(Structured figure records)
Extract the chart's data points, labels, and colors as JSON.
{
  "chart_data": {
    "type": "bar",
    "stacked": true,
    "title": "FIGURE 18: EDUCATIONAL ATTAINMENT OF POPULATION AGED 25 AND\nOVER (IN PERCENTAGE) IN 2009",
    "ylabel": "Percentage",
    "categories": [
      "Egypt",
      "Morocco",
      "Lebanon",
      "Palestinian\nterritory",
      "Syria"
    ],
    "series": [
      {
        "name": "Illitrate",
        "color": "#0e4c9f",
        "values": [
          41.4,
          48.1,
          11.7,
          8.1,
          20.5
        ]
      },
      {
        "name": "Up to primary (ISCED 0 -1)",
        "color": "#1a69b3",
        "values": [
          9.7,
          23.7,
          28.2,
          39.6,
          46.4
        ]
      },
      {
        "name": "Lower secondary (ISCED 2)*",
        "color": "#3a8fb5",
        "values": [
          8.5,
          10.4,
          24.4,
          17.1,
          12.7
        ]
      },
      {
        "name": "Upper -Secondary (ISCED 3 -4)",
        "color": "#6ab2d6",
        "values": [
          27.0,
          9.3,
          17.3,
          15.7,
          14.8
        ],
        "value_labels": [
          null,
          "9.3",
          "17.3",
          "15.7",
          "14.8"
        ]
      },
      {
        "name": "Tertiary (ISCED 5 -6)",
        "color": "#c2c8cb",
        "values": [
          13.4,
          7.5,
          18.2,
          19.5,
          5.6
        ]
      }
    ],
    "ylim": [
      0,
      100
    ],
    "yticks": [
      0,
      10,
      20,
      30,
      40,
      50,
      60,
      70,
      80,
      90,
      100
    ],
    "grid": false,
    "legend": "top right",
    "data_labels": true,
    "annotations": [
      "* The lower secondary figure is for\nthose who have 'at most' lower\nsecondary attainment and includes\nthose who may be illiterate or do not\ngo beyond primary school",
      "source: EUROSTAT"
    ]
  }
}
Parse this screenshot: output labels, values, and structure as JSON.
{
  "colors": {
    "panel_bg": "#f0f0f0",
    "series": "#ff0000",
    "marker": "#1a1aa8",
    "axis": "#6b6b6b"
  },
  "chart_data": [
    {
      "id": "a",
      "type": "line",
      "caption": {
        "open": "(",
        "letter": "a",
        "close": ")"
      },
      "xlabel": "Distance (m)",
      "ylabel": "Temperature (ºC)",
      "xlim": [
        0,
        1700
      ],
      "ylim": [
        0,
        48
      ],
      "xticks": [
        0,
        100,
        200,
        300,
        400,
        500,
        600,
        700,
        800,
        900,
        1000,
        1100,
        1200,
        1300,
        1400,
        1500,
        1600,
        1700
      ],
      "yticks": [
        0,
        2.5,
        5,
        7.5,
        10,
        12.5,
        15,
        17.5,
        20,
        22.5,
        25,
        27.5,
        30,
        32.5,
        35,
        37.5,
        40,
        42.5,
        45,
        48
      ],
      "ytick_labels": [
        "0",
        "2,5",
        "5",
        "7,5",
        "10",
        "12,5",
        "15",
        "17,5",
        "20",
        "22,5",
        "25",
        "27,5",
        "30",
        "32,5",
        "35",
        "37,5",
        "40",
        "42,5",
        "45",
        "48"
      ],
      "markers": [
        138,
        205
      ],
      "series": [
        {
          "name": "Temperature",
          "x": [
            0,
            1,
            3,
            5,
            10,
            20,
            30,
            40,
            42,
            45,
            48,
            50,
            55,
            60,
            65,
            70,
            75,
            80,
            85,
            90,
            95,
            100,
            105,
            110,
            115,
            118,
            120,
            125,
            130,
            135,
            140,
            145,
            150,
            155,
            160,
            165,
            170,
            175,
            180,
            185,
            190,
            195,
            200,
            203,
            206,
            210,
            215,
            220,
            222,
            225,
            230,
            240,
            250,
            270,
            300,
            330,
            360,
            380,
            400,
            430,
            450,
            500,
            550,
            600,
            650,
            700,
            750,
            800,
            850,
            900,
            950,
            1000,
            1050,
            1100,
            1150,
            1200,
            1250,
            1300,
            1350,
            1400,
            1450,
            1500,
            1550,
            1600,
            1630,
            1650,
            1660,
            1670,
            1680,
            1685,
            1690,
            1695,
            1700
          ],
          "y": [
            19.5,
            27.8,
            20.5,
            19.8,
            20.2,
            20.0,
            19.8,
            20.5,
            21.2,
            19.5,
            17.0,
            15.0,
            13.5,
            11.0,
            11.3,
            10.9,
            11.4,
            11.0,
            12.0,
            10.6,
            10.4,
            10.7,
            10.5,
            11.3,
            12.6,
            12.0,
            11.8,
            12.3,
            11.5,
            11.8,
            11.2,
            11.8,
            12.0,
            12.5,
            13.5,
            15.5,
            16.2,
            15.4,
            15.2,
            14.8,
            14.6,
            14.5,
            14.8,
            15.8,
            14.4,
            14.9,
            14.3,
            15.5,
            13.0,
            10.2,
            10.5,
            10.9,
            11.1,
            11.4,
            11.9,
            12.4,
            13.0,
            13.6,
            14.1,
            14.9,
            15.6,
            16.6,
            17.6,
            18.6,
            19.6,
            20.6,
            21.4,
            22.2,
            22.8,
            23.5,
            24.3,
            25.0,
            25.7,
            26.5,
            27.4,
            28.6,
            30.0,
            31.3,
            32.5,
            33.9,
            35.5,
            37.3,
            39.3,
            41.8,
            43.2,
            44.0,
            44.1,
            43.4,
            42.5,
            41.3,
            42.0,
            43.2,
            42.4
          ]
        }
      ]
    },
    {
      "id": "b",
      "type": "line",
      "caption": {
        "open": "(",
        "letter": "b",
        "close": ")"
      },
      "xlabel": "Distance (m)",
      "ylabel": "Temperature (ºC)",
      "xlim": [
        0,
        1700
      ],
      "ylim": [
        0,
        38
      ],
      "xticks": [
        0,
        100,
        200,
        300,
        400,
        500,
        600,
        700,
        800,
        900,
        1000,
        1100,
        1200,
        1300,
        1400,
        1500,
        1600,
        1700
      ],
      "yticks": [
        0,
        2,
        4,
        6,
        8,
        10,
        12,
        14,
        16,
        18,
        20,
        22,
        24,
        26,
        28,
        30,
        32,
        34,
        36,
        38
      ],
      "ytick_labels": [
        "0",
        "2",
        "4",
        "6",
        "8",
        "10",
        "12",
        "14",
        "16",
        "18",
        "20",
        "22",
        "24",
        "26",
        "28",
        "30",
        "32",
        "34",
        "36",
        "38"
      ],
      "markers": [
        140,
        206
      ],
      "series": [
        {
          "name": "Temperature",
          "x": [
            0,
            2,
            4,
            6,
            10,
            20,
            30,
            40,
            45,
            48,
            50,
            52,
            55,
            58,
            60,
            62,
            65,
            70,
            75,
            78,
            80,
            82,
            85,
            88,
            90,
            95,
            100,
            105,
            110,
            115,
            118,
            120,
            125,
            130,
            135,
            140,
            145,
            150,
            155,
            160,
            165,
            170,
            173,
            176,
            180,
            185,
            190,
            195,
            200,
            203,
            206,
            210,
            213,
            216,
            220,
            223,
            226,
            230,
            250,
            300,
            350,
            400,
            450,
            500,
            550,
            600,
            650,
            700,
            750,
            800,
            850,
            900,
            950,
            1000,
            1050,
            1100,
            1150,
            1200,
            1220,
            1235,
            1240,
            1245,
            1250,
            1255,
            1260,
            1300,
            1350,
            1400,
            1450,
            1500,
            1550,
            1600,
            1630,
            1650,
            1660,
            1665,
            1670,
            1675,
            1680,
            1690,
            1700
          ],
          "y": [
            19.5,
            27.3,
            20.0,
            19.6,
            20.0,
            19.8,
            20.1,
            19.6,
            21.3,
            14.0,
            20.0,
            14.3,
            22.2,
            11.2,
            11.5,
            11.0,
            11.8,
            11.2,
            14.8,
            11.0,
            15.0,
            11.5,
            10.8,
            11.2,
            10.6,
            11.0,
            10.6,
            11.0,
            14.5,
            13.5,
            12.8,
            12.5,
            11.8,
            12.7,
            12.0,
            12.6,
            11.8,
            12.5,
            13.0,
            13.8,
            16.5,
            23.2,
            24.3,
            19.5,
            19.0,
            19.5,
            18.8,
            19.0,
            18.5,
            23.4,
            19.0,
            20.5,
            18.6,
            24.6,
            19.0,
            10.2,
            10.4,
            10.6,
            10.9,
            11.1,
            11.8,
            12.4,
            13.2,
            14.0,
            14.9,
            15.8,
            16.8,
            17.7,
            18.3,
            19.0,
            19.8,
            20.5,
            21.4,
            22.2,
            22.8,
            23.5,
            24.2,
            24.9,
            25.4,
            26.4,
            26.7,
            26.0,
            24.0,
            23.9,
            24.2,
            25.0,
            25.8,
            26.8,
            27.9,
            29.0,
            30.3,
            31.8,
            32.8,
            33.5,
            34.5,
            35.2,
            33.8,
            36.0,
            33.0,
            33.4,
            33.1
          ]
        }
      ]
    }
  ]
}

§ The request
Examine the data above and state how many of its lines contain the word "ISCED", with no further remarks.

§ Result for this task
4